### [SUPPLIED ENTRIES]

============================================================

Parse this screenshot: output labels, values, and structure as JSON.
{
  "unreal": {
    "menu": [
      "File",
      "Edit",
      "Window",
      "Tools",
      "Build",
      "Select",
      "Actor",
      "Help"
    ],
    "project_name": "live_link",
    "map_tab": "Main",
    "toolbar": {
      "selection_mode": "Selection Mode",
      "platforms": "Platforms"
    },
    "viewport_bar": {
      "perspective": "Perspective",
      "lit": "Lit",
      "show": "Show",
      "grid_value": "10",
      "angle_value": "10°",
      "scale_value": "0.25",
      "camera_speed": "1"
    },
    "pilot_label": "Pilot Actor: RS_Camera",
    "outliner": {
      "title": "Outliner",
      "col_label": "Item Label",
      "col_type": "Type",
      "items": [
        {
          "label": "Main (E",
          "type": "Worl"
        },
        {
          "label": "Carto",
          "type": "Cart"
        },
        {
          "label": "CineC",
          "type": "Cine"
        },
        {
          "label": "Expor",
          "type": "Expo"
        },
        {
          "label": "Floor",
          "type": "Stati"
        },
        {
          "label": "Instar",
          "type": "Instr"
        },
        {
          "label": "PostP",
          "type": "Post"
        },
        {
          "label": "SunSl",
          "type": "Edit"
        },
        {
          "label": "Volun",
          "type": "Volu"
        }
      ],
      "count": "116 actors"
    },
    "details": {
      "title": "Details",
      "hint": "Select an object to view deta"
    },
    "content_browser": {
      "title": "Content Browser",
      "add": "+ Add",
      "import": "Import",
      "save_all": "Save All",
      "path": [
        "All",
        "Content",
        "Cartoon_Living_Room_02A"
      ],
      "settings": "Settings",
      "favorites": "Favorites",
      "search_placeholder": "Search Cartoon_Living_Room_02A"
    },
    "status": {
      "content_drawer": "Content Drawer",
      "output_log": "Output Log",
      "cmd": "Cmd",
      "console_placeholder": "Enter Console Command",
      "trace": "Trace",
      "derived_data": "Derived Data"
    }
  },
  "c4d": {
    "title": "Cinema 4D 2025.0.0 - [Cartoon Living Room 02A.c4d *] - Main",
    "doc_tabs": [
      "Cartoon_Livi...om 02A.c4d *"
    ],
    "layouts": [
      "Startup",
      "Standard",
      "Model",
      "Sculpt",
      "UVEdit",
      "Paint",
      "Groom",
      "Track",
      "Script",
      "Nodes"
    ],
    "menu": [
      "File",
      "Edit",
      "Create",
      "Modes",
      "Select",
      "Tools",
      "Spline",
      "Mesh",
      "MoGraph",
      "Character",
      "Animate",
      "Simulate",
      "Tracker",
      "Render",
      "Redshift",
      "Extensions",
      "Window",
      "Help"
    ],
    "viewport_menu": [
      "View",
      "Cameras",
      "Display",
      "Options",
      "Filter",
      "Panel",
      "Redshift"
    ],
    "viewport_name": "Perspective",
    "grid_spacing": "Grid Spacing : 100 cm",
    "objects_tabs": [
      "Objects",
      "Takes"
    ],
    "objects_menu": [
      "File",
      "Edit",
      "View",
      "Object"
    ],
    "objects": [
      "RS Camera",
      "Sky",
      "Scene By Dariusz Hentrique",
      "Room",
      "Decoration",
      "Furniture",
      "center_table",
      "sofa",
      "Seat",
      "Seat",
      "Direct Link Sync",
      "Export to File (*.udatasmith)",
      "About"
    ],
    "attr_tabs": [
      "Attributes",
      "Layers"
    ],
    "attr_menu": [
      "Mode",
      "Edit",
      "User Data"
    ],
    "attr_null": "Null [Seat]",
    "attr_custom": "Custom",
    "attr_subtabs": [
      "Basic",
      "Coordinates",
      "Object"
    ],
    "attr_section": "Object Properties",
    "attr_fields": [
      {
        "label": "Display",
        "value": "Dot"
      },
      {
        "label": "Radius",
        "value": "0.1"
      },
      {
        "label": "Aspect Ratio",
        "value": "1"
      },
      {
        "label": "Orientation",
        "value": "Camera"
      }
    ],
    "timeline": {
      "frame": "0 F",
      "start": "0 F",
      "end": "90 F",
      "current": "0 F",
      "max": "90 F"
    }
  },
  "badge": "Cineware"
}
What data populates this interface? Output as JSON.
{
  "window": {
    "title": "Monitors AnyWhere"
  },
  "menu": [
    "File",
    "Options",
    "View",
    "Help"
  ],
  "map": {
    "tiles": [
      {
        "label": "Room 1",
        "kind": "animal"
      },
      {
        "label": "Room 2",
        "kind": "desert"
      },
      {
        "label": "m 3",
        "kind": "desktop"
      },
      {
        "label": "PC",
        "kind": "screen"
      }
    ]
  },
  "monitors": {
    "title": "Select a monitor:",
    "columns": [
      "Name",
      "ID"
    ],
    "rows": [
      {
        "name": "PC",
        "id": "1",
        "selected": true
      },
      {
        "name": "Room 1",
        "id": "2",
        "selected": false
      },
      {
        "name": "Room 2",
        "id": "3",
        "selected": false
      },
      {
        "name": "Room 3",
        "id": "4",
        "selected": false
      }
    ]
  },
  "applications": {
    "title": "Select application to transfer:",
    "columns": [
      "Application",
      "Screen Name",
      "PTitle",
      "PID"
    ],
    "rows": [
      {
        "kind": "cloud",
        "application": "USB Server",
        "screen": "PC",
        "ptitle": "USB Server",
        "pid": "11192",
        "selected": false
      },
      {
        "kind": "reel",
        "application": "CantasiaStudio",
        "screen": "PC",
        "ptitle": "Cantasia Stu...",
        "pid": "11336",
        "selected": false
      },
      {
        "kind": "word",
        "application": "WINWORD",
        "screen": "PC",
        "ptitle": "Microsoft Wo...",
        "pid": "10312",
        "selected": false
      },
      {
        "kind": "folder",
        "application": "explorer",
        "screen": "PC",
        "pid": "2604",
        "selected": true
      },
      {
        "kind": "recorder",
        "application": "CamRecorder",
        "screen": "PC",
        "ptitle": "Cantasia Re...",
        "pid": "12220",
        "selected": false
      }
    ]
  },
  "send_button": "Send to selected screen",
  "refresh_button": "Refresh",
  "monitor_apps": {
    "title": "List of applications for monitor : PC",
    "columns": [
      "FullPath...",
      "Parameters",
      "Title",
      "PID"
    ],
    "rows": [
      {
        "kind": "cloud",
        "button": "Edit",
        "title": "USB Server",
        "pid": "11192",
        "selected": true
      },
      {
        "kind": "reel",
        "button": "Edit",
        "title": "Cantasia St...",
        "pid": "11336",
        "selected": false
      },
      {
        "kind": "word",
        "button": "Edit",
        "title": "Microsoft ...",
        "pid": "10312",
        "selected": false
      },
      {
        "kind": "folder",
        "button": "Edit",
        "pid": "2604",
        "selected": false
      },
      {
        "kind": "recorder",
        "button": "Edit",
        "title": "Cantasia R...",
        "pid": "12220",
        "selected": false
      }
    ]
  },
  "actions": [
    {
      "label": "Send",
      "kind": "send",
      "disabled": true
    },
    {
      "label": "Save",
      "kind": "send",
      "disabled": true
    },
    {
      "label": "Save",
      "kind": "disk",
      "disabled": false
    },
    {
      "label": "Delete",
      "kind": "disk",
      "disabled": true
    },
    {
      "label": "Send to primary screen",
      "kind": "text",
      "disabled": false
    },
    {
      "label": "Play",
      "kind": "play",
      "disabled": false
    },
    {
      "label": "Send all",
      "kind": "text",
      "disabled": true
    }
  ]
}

============================================================

### [YOUR INSTRUCTIONS]
Print the records above exactly as they appear.

### [SOLUTION FOR THIS PROBLEM]
Parse this screenshot: output labels, values, and structure as JSON.
{
  "unreal": {
    "menu": [
      "File",
      "Edit",
      "Window",
      "Tools",
      "Build",
      "Select",
      "Actor",
      "Help"
    ],
    "project_name": "live_link",
    "map_tab": "Main",
    "toolbar": {
      "selection_mode": "Selection Mode",
      "platforms": "Platforms"
    },
    "viewport_bar": {
      "perspective": "Perspective",
      "lit": "Lit",
      "show": "Show",
      "grid_value": "10",
      "angle_value": "10°",
      "scale_value": "0.25",
      "camera_speed": "1"
    },
    "pilot_label": "Pilot Actor: RS_Camera",
    "outliner": {
      "title": "Outliner",
      "col_label": "Item Label",
      "col_type": "Type",
      "items": [
        {
          "label": "Main (E",
          "type": "Worl"
        },
        {
          "label": "Carto",
          "type": "Cart"
        },
        {
          "label": "CineC",
          "type": "Cine"
        },
        {
          "label": "Expor",
          "type": "Expo"
        },
        {
          "label": "Floor",
          "type": "Stati"
        },
        {
          "label": "Instar",
          "type": "Instr"
        },
        {
          "label": "PostP",
          "type": "Post"
        },
        {
          "label": "SunSl",
          "type": "Edit"
        },
        {
          "label": "Volun",
          "type": "Volu"
        }
      ],
      "count": "116 actors"
    },
    "details": {
      "title": "Details",
      "hint": "Select an object to view deta"
    },
    "content_browser": {
      "title": "Content Browser",
      "add": "+ Add",
      "import": "Import",
      "save_all": "Save All",
      "path": [
        "All",
        "Content",
        "Cartoon_Living_Room_02A"
      ],
      "settings": "Settings",
      "favorites": "Favorites",
      "search_placeholder": "Search Cartoon_Living_Room_02A"
    },
    "status": {
      "content_drawer": "Content Drawer",
      "output_log": "Output Log",
      "cmd": "Cmd",
      "console_placeholder": "Enter Console Command",
      "trace": "Trace",
      "derived_data": "Derived Data"
    }
  },
  "c4d": {
    "title": "Cinema 4D 2025.0.0 - [Cartoon Living Room 02A.c4d *] - Main",
    "doc_tabs": [
      "Cartoon_Livi...om 02A.c4d *"
    ],
    "layouts": [
      "Startup",
      "Standard",
      "Model",
      "Sculpt",
      "UVEdit",
      "Paint",
      "Groom",
      "Track",
      "Script",
      "Nodes"
    ],
    "menu": [
      "File",
      "Edit",
      "Create",
      "Modes",
      "Select",
      "Tools",
      "Spline",
      "Mesh",
      "MoGraph",
      "Character",
      "Animate",
      "Simulate",
      "Tracker",
      "Render",
      "Redshift",
      "Extensions",
      "Window",
      "Help"
    ],
    "viewport_menu": [
      "View",
      "Cameras",
      "Display",
      "Options",
      "Filter",
      "Panel",
      "Redshift"
    ],
    "viewport_name": "Perspective",
    "grid_spacing": "Grid Spacing : 100 cm",
    "objects_tabs": [
      "Objects",
      "Takes"
    ],
    "objects_menu": [
      "File",
      "Edit",
      "View",
      "Object"
    ],
    "objects": [
      "RS Camera",
      "Sky",
      "Scene By Dariusz Hentrique",
      "Room",
      "Decoration",
      "Furniture",
      "center_table",
      "sofa",
      "Seat",
      "Seat",
      "Direct Link Sync",
      "Export to File (*.udatasmith)",
      "About"
    ],
    "attr_tabs": [
      "Attributes",
      "Layers"
    ],
    "attr_menu": [
      "Mode",
      "Edit",
      "User Data"
    ],
    "attr_null": "Null [Seat]",
    "attr_custom": "Custom",
    "attr_subtabs": [
      "Basic",
      "Coordinates",
      "Object"
    ],
    "attr_section": "Object Properties",
    "attr_fields": [
      {
        "label": "Display",
        "value": "Dot"
      },
      {
        "label": "Radius",
        "value": "0.1"
      },
      {
        "label": "Aspect Ratio",
        "value": "1"
      },
      {
        "label": "Orientation",
        "value": "Camera"
      }
    ],
    "timeline": {
      "frame": "0 F",
      "start": "0 F",
      "end": "90 F",
      "current": "0 F",
      "max": "90 F"
    }
  },
  "badge": "Cineware"
}
What data populates this interface? Output as JSON.
{
  "window": {
    "title": "Monitors AnyWhere"
  },
  "menu": [
    "File",
    "Options",
    "View",
    "Help"
  ],
  "map": {
    "tiles": [
      {
        "label": "Room 1",
        "kind": "animal"
      },
      {
        "label": "Room 2",
        "kind": "desert"
      },
      {
        "label": "m 3",
        "kind": "desktop"
      },
      {
        "label": "PC",
        "kind": "screen"
      }
    ]
  },
  "monitors": {
    "title": "Select a monitor:",
    "columns": [
      "Name",
      "ID"
    ],
    "rows": [
      {
        "name": "PC",
        "id": "1",
        "selected": true
      },
      {
        "name": "Room 1",
        "id": "2",
        "selected": false
      },
      {
        "name": "Room 2",
        "id": "3",
        "selected": false
      },
      {
        "name": "Room 3",
        "id": "4",
        "selected": false
      }
    ]
  },
  "applications": {
    "title": "Select application to transfer:",
    "columns": [
      "Application",
      "Screen Name",
      "PTitle",
      "PID"
    ],
    "rows": [
      {
        "kind": "cloud",
        "application": "USB Server",
        "screen": "PC",
        "ptitle": "USB Server",
        "pid": "11192",
        "selected": false
      },
      {
        "kind": "reel",
        "application": "CantasiaStudio",
        "screen": "PC",
        "ptitle": "Cantasia Stu...",
        "pid": "11336",
        "selected": false
      },
      {
        "kind": "word",
        "application": "WINWORD",
        "screen": "PC",
        "ptitle": "Microsoft Wo...",
        "pid": "10312",
        "selected": false
      },
      {
        "kind": "folder",
        "application": "explorer",
        "screen": "PC",
        "pid": "2604",
        "selected": true
      },
      {
        "kind": "recorder",
        "application": "CamRecorder",
        "screen": "PC",
        "ptitle": "Cantasia Re...",
        "pid": "12220",
        "selected": false
      }
    ]
  },
  "send_button": "Send to selected screen",
  "refresh_button": "Refresh",
  "monitor_apps": {
    "title": "List of applications for monitor : PC",
    "columns": [
      "FullPath...",
      "Parameters",
      "Title",
      "PID"
    ],
    "rows": [
      {
        "kind": "cloud",
        "button": "Edit",
        "title": "USB Server",
        "pid": "11192",
        "selected": true
      },
      {
        "kind": "reel",
        "button": "Edit",
        "title": "Cantasia St...",
        "pid": "11336",
        "selected": false
      },
      {
        "kind": "word",
        "button": "Edit",
        "title": "Microsoft ...",
        "pid": "10312",
        "selected": false
      },
      {
        "kind": "folder",
        "button": "Edit",
        "pid": "2604",
        "selected": false
      },
      {
        "kind": "recorder",
        "button": "Edit",
        "title": "Cantasia R...",
        "pid": "12220",
        "selected": false
      }
    ]
  },
  "actions": [
    {
      "label": "Send",
      "kind": "send",
      "disabled": true
    },
    {
      "label": "Save",
      "kind": "send",
      "disabled": true
    },
    {
      "label": "Save",
      "kind": "disk",
      "disabled": false
    },
    {
      "label": "Delete",
      "kind": "disk",
      "disabled": true
    },
    {
      "label": "Send to primary screen",
      "kind": "text",
      "disabled": false
    },
    {
      "label": "Play",
      "kind": "play",
      "disabled": false
    },
    {
      "label": "Send all",
      "kind": "text",
      "disabled": true
    }
  ]
}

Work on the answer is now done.